*What you will do:*
Give back the whole listing exactly as shown.

*Data for the task:*
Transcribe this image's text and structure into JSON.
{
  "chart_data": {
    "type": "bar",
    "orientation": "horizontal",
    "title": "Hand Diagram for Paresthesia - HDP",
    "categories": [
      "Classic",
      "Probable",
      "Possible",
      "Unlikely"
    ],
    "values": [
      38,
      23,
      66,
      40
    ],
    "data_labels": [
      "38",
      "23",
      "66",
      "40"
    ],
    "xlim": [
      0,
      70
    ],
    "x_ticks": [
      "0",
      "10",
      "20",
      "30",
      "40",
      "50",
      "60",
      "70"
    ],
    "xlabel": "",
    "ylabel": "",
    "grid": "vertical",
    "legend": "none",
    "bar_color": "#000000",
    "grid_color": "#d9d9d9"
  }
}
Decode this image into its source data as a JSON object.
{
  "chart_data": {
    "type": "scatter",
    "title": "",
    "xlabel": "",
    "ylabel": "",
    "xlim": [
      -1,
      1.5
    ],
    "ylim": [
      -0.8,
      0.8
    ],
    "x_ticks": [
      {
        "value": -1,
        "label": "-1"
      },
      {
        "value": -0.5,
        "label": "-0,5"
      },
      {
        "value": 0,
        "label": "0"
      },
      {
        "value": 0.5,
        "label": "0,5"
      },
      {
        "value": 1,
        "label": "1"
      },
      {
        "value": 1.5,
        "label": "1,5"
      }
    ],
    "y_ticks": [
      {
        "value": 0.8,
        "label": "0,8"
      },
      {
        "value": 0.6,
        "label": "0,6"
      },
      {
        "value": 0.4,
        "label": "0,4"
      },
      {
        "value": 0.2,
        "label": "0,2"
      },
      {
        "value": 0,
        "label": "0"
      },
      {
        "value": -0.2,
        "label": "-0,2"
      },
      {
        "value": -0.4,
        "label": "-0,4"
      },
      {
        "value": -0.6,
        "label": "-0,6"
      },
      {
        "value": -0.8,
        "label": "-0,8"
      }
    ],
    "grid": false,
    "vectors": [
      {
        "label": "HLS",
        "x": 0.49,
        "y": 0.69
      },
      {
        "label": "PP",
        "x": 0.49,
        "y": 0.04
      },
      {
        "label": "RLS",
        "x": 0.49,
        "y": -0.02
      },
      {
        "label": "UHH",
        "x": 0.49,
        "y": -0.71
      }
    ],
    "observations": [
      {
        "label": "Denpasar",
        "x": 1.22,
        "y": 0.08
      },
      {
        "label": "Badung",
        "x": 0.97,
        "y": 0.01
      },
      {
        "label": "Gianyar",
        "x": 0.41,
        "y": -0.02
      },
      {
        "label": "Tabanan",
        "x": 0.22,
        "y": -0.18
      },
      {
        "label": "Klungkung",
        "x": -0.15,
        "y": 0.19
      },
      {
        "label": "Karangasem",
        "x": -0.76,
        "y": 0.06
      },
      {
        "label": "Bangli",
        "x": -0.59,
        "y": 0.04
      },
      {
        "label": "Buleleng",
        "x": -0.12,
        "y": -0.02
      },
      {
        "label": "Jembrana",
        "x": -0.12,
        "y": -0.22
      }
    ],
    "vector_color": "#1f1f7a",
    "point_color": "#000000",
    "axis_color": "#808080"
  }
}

*Result of this exercise:*
Transcribe this image's text and structure into JSON.
{
  "chart_data": {
    "type": "bar",
    "orientation": "horizontal",
    "title": "Hand Diagram for Paresthesia - HDP",
    "categories": [
      "Classic",
      "Probable",
      "Possible",
      "Unlikely"
    ],
    "values": [
      38,
      23,
      66,
      40
    ],
    "data_labels": [
      "38",
      "23",
      "66",
      "40"
    ],
    "xlim": [
      0,
      70
    ],
    "x_ticks": [
      "0",
      "10",
      "20",
      "30",
      "40",
      "50",
      "60",
      "70"
    ],
    "xlabel": "",
    "ylabel": "",
    "grid": "vertical",
    "legend": "none",
    "bar_color": "#000000",
    "grid_color": "#d9d9d9"
  }
}
Decode this image into its source data as a JSON object.
{
  "chart_data": {
    "type": "scatter",
    "title": "",
    "xlabel": "",
    "ylabel": "",
    "xlim": [
      -1,
      1.5
    ],
    "ylim": [
      -0.8,
      0.8
    ],
    "x_ticks": [
      {
        "value": -1,
        "label": "-1"
      },
      {
        "value": -0.5,
        "label": "-0,5"
      },
      {
        "value": 0,
        "label": "0"
      },
      {
        "value": 0.5,
        "label": "0,5"
      },
      {
        "value": 1,
        "label": "1"
      },
      {
        "value": 1.5,
        "label": "1,5"
      }
    ],
    "y_ticks": [
      {
        "value": 0.8,
        "label": "0,8"
      },
      {
        "value": 0.6,
        "label": "0,6"
      },
      {
        "value": 0.4,
        "label": "0,4"
      },
      {
        "value": 0.2,
        "label": "0,2"
      },
      {
        "value": 0,
        "label": "0"
      },
      {
        "value": -0.2,
        "label": "-0,2"
      },
      {
        "value": -0.4,
        "label": "-0,4"
      },
      {
        "value": -0.6,
        "label": "-0,6"
      },
      {
        "value": -0.8,
        "label": "-0,8"
      }
    ],
    "grid": false,
    "vectors": [
      {
        "label": "HLS",
        "x": 0.49,
        "y": 0.69
      },
      {
        "label": "PP",
        "x": 0.49,
        "y": 0.04
      },
      {
        "label": "RLS",
        "x": 0.49,
        "y": -0.02
      },
      {
        "label": "UHH",
        "x": 0.49,
        "y": -0.71
      }
    ],
    "observations": [
      {
        "label": "Denpasar",
        "x": 1.22,
        "y": 0.08
      },
      {
        "label": "Badung",
        "x": 0.97,
        "y": 0.01
      },
      {
        "label": "Gianyar",
        "x": 0.41,
        "y": -0.02
      },
      {
        "label": "Tabanan",
        "x": 0.22,
        "y": -0.18
      },
      {
        "label": "Klungkung",
        "x": -0.15,
        "y": 0.19
      },
      {
        "label": "Karangasem",
        "x": -0.76,
        "y": 0.06
      },
      {
        "label": "Bangli",
        "x": -0.59,
        "y": 0.04
      },
      {
        "label": "Buleleng",
        "x": -0.12,
        "y": -0.02
      },
      {
        "label": "Jembrana",
        "x": -0.12,
        "y": -0.22
      }
    ],
    "vector_color": "#1f1f7a",
    "point_color": "#000000",
    "axis_color": "#808080"
  }
}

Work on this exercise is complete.